▶ [SHORT TASK]: Take the data below and repeat it exactly.

········

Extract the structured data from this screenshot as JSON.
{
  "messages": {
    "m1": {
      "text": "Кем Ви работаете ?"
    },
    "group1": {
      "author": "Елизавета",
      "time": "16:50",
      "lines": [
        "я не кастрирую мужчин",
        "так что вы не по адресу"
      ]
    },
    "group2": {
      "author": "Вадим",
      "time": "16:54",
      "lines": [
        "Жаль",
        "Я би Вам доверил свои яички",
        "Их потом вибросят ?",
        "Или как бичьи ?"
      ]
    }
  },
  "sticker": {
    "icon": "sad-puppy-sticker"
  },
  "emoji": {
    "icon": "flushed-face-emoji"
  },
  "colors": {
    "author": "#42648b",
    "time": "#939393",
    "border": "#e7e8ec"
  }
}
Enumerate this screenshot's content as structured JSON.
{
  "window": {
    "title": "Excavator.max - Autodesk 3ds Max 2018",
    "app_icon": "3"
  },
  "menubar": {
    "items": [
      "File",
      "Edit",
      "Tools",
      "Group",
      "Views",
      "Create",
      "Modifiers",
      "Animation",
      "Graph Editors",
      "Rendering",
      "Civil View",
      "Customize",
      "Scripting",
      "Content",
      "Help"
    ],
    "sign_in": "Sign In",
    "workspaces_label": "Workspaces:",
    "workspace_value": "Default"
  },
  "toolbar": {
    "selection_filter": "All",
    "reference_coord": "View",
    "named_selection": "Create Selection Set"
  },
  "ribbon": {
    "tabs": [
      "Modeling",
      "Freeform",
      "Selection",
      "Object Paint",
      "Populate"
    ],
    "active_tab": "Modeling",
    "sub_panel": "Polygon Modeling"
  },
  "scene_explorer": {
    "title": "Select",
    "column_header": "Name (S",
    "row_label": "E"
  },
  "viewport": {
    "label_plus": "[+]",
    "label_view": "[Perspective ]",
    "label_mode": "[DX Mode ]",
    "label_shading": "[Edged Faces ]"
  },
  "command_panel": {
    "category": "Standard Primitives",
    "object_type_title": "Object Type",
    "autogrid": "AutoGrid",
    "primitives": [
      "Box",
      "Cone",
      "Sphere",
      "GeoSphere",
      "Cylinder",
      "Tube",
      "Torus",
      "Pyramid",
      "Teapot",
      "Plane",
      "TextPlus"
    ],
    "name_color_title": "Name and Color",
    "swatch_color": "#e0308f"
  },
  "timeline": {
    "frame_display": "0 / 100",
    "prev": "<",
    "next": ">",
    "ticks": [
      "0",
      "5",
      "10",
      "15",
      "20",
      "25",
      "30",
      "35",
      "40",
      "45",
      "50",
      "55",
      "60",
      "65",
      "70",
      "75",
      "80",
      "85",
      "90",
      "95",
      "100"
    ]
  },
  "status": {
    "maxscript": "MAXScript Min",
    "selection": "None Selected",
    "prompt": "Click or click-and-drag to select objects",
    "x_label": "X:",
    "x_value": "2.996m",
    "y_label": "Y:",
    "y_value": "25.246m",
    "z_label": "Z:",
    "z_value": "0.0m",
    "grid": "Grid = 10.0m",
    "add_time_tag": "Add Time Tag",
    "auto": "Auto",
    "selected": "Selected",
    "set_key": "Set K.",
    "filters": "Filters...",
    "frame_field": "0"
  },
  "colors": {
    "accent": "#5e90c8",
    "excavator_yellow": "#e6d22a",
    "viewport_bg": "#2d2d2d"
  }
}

········

▶ [RESULT FOR THIS EXERCISE]:
Extract the structured data from this screenshot as JSON.
{
  "messages": {
    "m1": {
      "text": "Кем Ви работаете ?"
    },
    "group1": {
      "author": "Елизавета",
      "time": "16:50",
      "lines": [
        "я не кастрирую мужчин",
        "так что вы не по адресу"
      ]
    },
    "group2": {
      "author": "Вадим",
      "time": "16:54",
      "lines": [
        "Жаль",
        "Я би Вам доверил свои яички",
        "Их потом вибросят ?",
        "Или как бичьи ?"
      ]
    }
  },
  "sticker": {
    "icon": "sad-puppy-sticker"
  },
  "emoji": {
    "icon": "flushed-face-emoji"
  },
  "colors": {
    "author": "#42648b",
    "time": "#939393",
    "border": "#e7e8ec"
  }
}
Enumerate this screenshot's content as structured JSON.
{
  "window": {
    "title": "Excavator.max - Autodesk 3ds Max 2018",
    "app_icon": "3"
  },
  "menubar": {
    "items": [
      "File",
      "Edit",
      "Tools",
      "Group",
      "Views",
      "Create",
      "Modifiers",
      "Animation",
      "Graph Editors",
      "Rendering",
      "Civil View",
      "Customize",
      "Scripting",
      "Content",
      "Help"
    ],
    "sign_in": "Sign In",
    "workspaces_label": "Workspaces:",
    "workspace_value": "Default"
  },
  "toolbar": {
    "selection_filter": "All",
    "reference_coord": "View",
    "named_selection": "Create Selection Set"
  },
  "ribbon": {
    "tabs": [
      "Modeling",
      "Freeform",
      "Selection",
      "Object Paint",
      "Populate"
    ],
    "active_tab": "Modeling",
    "sub_panel": "Polygon Modeling"
  },
  "scene_explorer": {
    "title": "Select",
    "column_header": "Name (S",
    "row_label": "E"
  },
  "viewport": {
    "label_plus": "[+]",
    "label_view": "[Perspective ]",
    "label_mode": "[DX Mode ]",
    "label_shading": "[Edged Faces ]"
  },
  "command_panel": {
    "category": "Standard Primitives",
    "object_type_title": "Object Type",
    "autogrid": "AutoGrid",
    "primitives": [
      "Box",
      "Cone",
      "Sphere",
      "GeoSphere",
      "Cylinder",
      "Tube",
      "Torus",
      "Pyramid",
      "Teapot",
      "Plane",
      "TextPlus"
    ],
    "name_color_title": "Name and Color",
    "swatch_color": "#e0308f"
  },
  "timeline": {
    "frame_display": "0 / 100",
    "prev": "<",
    "next": ">",
    "ticks": [
      "0",
      "5",
      "10",
      "15",
      "20",
      "25",
      "30",
      "35",
      "40",
      "45",
      "50",
      "55",
      "60",
      "65",
      "70",
      "75",
      "80",
      "85",
      "90",
      "95",
      "100"
    ]
  },
  "status": {
    "maxscript": "MAXScript Min",
    "selection": "None Selected",
    "prompt": "Click or click-and-drag to select objects",
    "x_label": "X:",
    "x_value": "2.996m",
    "y_label": "Y:",
    "y_value": "25.246m",
    "z_label": "Z:",
    "z_value": "0.0m",
    "grid": "Grid = 10.0m",
    "add_time_tag": "Add Time Tag",
    "auto": "Auto",
    "selected": "Selected",
    "set_key": "Set K.",
    "filters": "Filters...",
    "frame_field": "0"
  },
  "colors": {
    "accent": "#5e90c8",
    "excavator_yellow": "#e6d22a",
    "viewport_bg": "#2d2d2d"
  }
}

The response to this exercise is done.